_Task details_: Look at every line below and count those containing "After". Answer with the number only.

_Material for this exercise_:
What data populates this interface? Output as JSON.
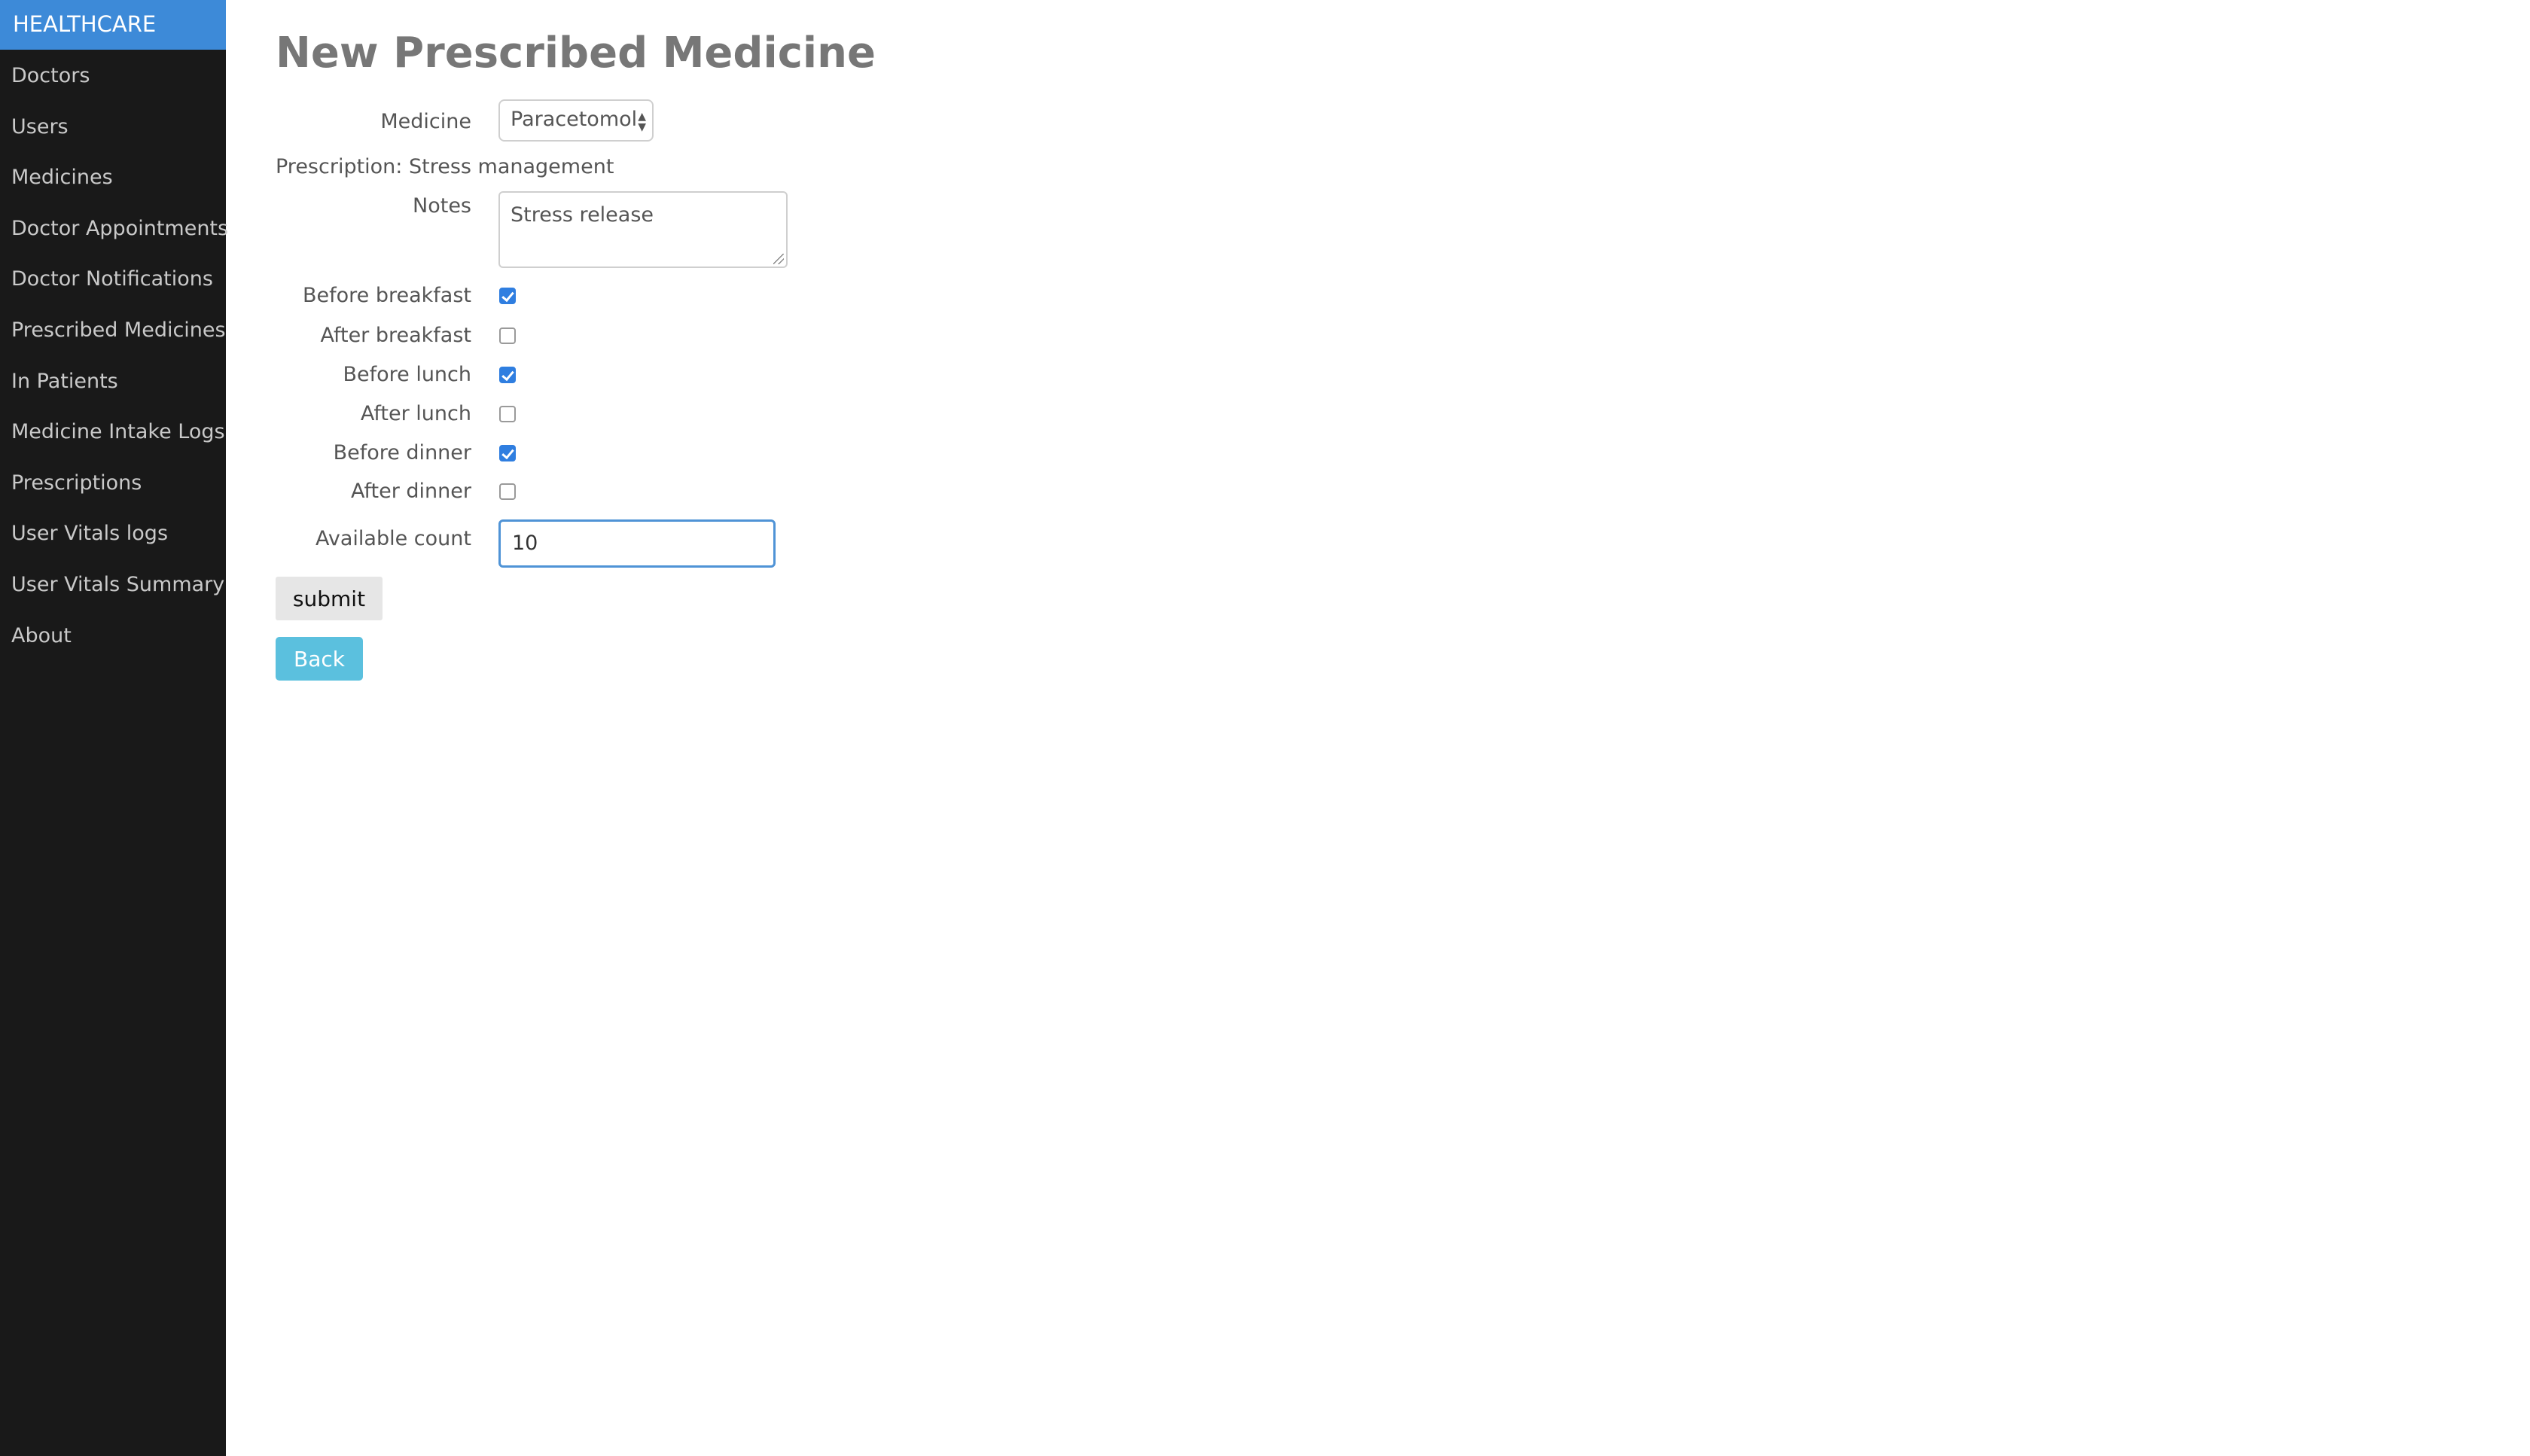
{
  "sidebar": {
    "brand": "HEALTHCARE",
    "items": [
      "Doctors",
      "Users",
      "Medicines",
      "Doctor Appointments",
      "Doctor Notifications",
      "Prescribed Medicines",
      "In Patients",
      "Medicine Intake Logs",
      "Prescriptions",
      "User Vitals logs",
      "User Vitals Summary",
      "About"
    ]
  },
  "page": {
    "title": "New Prescribed Medicine"
  },
  "form": {
    "medicine": {
      "label": "Medicine",
      "selected": "Paracetomol"
    },
    "prescription_text": "Prescription: Stress management",
    "notes": {
      "label": "Notes",
      "value": "Stress release"
    },
    "checkboxes": [
      {
        "label": "Before breakfast",
        "checked": true
      },
      {
        "label": "After breakfast",
        "checked": false
      },
      {
        "label": "Before lunch",
        "checked": true
      },
      {
        "label": "After lunch",
        "checked": false
      },
      {
        "label": "Before dinner",
        "checked": true
      },
      {
        "label": "After dinner",
        "checked": false
      }
    ],
    "available_count": {
      "label": "Available count",
      "value": "10"
    },
    "submit_label": "submit",
    "back_label": "Back"
  },
  "colors": {
    "sidebar_bg": "#191919",
    "brand_bg": "#3d8ad8",
    "checkbox_checked": "#2f7ee0",
    "back_button": "#5bc0de",
    "focus_border": "#4f93d6"
  }
}
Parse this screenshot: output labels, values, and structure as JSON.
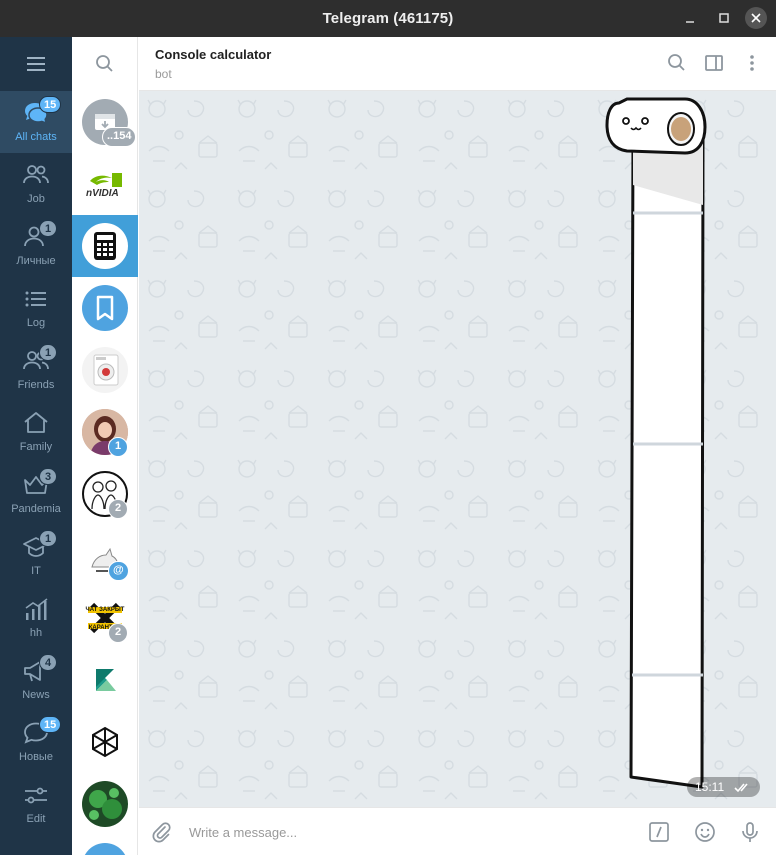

_Task result_: 3